Locate the string "this" in the listing below. Copy every line where it is found.
-- Start of Data lines --
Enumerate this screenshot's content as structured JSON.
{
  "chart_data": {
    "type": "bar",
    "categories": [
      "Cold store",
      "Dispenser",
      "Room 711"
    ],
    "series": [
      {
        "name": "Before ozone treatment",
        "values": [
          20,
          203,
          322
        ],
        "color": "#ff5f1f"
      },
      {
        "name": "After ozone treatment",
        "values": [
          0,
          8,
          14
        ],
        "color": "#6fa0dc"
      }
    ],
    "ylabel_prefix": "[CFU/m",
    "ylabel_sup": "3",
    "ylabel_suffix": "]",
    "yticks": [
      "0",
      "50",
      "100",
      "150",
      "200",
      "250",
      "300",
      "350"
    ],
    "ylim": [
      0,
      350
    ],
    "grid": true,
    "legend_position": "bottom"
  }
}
-- End of Data lines --
-- Start of Data lines --
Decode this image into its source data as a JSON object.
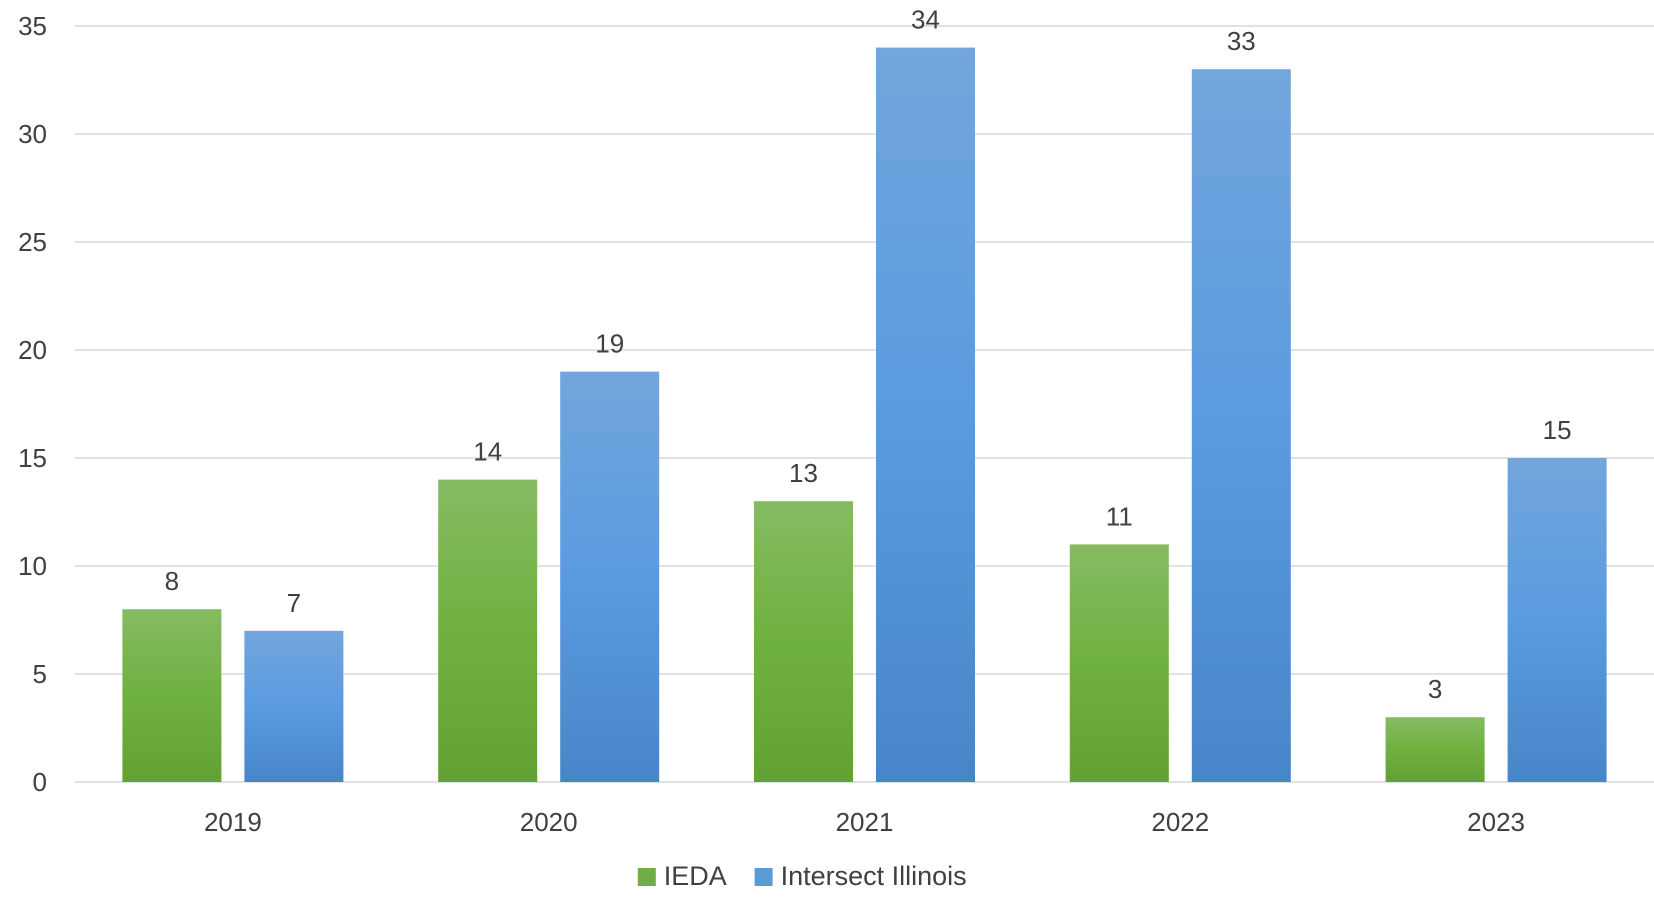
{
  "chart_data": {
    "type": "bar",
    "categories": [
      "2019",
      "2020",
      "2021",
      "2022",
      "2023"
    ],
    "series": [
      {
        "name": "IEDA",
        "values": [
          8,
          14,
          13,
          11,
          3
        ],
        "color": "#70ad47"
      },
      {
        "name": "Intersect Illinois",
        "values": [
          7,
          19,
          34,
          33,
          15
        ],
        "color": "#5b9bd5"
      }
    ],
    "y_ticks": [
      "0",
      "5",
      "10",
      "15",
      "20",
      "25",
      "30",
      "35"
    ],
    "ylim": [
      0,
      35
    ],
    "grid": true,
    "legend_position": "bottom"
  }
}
-- End of Data lines --
▶ **Response**:
Enumerate this screenshot's content as structured JSON.
Decode this image into its source data as a JSON object.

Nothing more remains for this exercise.